» Information provided:
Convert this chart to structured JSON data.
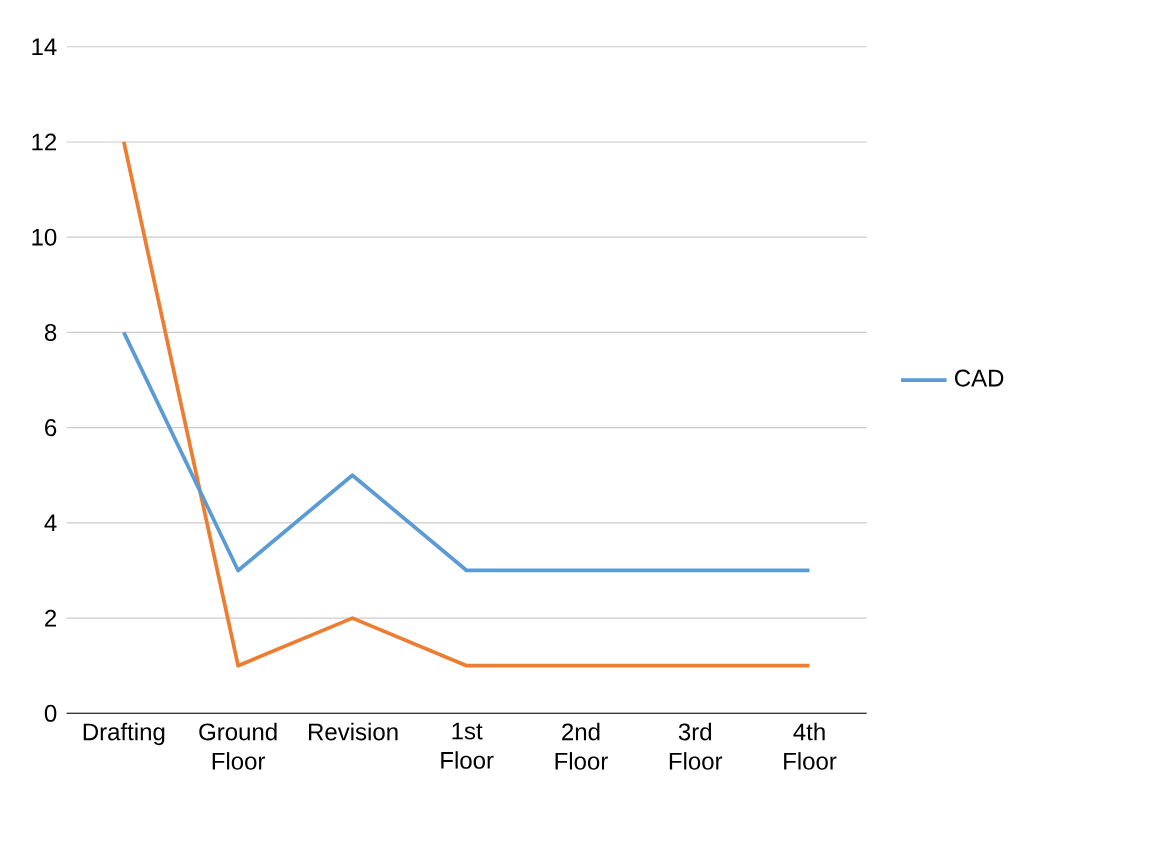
{
  "chart_data": {
    "type": "line",
    "categories": [
      "Drafting",
      "Ground Floor",
      "Revision",
      "1st Floor",
      "2nd Floor",
      "3rd Floor",
      "4th Floor"
    ],
    "series": [
      {
        "color": "#ed7d31",
        "values": [
          12,
          1,
          2,
          1,
          1,
          1,
          1
        ]
      },
      {
        "name": "CAD",
        "color": "#5b9bd5",
        "values": [
          8,
          3,
          5,
          3,
          3,
          3,
          3
        ]
      }
    ],
    "ylim": [
      0,
      14
    ],
    "yticks": [
      0,
      2,
      4,
      6,
      8,
      10,
      12,
      14
    ],
    "grid": "y",
    "legend": "right",
    "marker": "none",
    "line_style": "solid"
  }
}
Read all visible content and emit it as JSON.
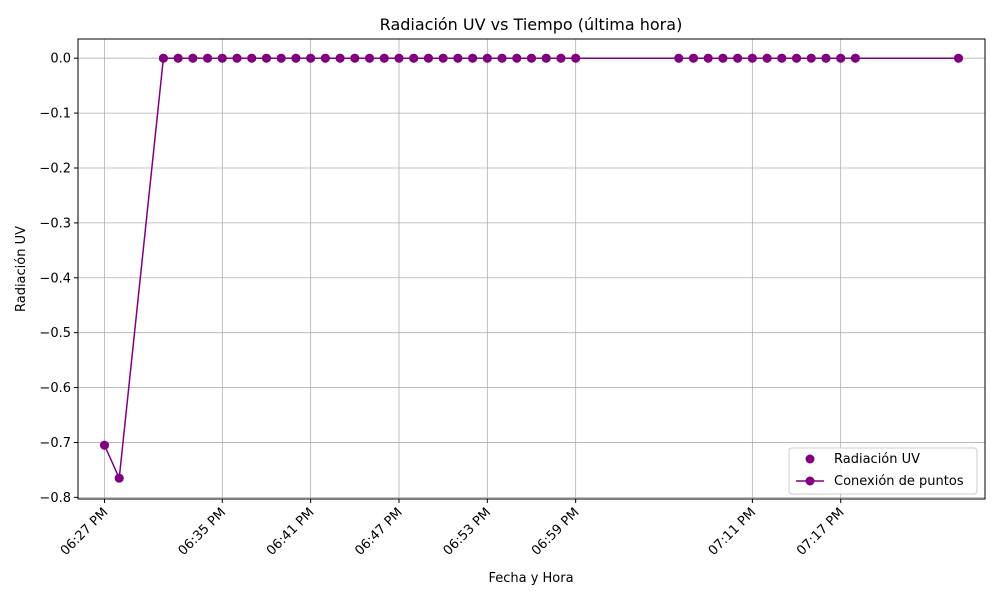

» Exercise details:
Filter the data for the string "Floor" and copy every line that has it.

» Problem solution:
      "Ground Floor",
      "1st Floor",
      "2nd Floor",
      "3rd Floor",
      "4th Floor"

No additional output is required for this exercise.